> Material for this exercise
[Begin]
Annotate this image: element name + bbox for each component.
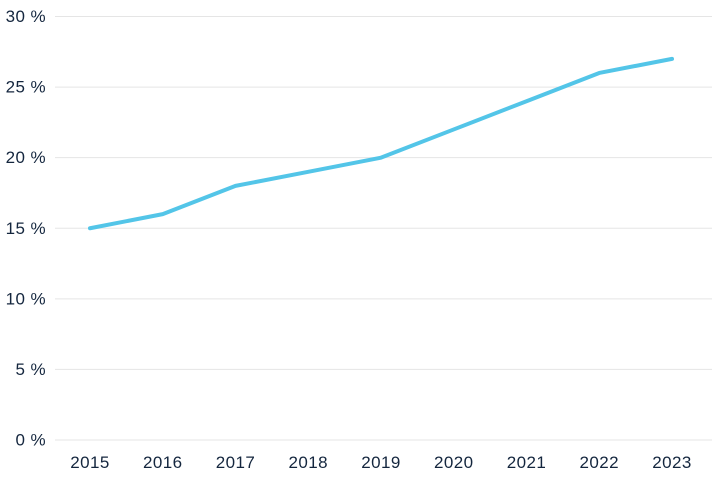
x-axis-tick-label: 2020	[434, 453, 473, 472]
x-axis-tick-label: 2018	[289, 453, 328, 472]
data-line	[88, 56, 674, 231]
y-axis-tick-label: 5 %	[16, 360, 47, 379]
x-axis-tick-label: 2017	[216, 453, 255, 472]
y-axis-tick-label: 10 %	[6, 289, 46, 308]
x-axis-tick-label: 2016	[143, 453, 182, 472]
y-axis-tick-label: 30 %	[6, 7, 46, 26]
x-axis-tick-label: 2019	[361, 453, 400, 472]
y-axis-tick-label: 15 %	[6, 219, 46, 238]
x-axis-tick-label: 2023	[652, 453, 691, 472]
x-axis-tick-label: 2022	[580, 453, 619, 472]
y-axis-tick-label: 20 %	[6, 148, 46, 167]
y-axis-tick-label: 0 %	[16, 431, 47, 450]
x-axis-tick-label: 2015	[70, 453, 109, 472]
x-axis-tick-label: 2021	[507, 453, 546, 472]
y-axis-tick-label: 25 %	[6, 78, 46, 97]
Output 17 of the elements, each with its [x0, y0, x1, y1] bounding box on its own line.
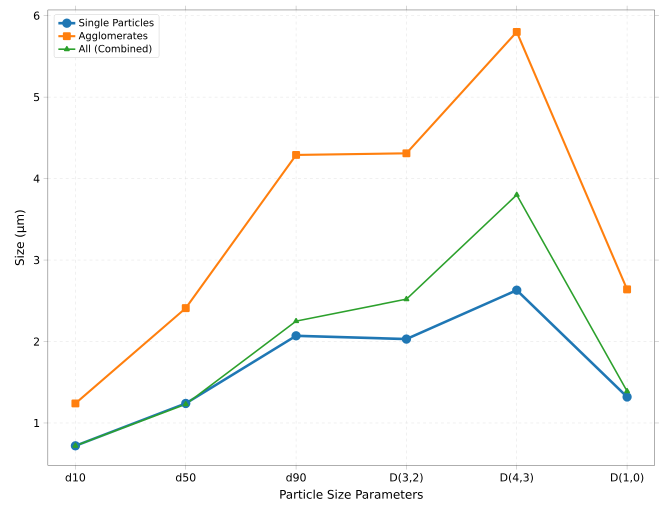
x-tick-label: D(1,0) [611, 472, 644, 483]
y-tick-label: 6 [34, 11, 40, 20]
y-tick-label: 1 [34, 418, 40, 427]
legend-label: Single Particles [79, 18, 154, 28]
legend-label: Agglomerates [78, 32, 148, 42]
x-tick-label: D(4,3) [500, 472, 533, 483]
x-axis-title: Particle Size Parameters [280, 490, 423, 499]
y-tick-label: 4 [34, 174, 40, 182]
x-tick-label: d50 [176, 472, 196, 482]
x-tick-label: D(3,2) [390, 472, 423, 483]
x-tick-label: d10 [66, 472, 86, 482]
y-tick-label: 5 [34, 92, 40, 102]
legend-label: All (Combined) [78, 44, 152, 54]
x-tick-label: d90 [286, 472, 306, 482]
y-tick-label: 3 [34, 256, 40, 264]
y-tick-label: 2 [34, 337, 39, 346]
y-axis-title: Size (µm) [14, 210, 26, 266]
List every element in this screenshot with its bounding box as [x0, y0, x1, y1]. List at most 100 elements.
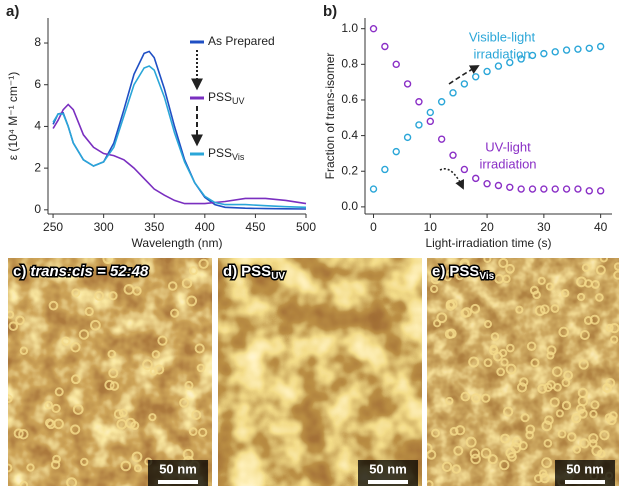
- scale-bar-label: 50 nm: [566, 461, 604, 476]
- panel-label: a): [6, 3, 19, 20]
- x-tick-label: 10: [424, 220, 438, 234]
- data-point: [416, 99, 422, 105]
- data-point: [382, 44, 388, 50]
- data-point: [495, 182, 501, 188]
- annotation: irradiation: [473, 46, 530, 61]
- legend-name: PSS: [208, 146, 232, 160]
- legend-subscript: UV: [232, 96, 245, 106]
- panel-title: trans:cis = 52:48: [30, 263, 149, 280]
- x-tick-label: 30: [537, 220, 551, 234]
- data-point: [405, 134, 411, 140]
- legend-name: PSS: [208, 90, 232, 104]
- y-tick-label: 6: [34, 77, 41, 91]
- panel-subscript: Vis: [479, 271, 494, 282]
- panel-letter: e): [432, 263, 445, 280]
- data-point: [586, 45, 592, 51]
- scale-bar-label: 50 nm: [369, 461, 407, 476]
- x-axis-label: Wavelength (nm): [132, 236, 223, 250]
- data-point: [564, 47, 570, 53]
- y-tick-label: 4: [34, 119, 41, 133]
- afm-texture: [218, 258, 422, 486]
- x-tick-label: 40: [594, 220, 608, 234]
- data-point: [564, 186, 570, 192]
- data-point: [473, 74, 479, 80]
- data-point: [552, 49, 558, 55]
[End]
Write down all of the records above, reproducing every line word for word but omitting the pictures.

> Reply
Annotate this image: element name + bbox for each component.
x-axis-tick-label: 2020	[434, 453, 473, 472]
x-axis-tick-label: 2018	[289, 453, 328, 472]
data-line	[88, 56, 674, 231]
y-axis-tick-label: 5 %	[16, 360, 47, 379]
x-axis-tick-label: 2017	[216, 453, 255, 472]
y-axis-tick-label: 10 %	[6, 289, 46, 308]
x-axis-tick-label: 2016	[143, 453, 182, 472]
y-axis-tick-label: 30 %	[6, 7, 46, 26]
x-axis-tick-label: 2019	[361, 453, 400, 472]
y-axis-tick-label: 15 %	[6, 219, 46, 238]
x-axis-tick-label: 2023	[652, 453, 691, 472]
x-axis-tick-label: 2022	[580, 453, 619, 472]
y-axis-tick-label: 20 %	[6, 148, 46, 167]
y-axis-tick-label: 0 %	[16, 431, 47, 450]
x-axis-tick-label: 2015	[70, 453, 109, 472]
x-axis-tick-label: 2021	[507, 453, 546, 472]
y-axis-tick-label: 25 %	[6, 78, 46, 97]
Output 17 of the elements, each with its [x0, y0, x1, y1] bounding box on its own line.
x-tick-label: D(1,0) [611, 472, 644, 483]
y-tick-label: 6 [34, 11, 40, 20]
y-tick-label: 1 [34, 418, 40, 427]
legend-label: Single Particles [79, 18, 154, 28]
legend-label: Agglomerates [78, 32, 148, 42]
x-tick-label: D(4,3) [500, 472, 533, 483]
x-axis-title: Particle Size Parameters [280, 490, 423, 499]
y-tick-label: 4 [34, 174, 40, 182]
x-tick-label: d50 [176, 472, 196, 482]
x-tick-label: D(3,2) [390, 472, 423, 483]
x-tick-label: d10 [66, 472, 86, 482]
y-tick-label: 5 [34, 92, 40, 102]
legend-label: All (Combined) [78, 44, 152, 54]
x-tick-label: d90 [286, 472, 306, 482]
y-tick-label: 3 [34, 256, 40, 264]
y-tick-label: 2 [34, 337, 39, 346]
y-axis-title: Size (µm) [14, 210, 26, 266]
List every element in this screenshot with its bounding box as [x0, y0, x1, y1]. List at most 100 elements.
- scale-bar-label: 50 nm: [566, 461, 604, 476]
- panel-label: a): [6, 3, 19, 20]
- x-tick-label: 10: [424, 220, 438, 234]
- data-point: [416, 99, 422, 105]
- data-point: [382, 44, 388, 50]
- data-point: [495, 182, 501, 188]
- annotation: irradiation: [473, 46, 530, 61]
- legend-name: PSS: [208, 146, 232, 160]
- legend-subscript: UV: [232, 96, 245, 106]
- panel-title: trans:cis = 52:48: [30, 263, 149, 280]
- x-tick-label: 30: [537, 220, 551, 234]
- data-point: [405, 134, 411, 140]
- legend-name: PSS: [208, 90, 232, 104]
- y-tick-label: 6: [34, 77, 41, 91]
- panel-subscript: Vis: [479, 271, 494, 282]
- panel-letter: e): [432, 263, 445, 280]
- data-point: [586, 45, 592, 51]
- scale-bar-label: 50 nm: [369, 461, 407, 476]
- x-axis-label: Wavelength (nm): [132, 236, 223, 250]
- data-point: [564, 47, 570, 53]
- y-tick-label: 4: [34, 119, 41, 133]
- afm-texture: [218, 258, 422, 486]
- x-tick-label: 40: [594, 220, 608, 234]
- data-point: [564, 186, 570, 192]
- data-point: [473, 74, 479, 80]
- data-point: [552, 49, 558, 55]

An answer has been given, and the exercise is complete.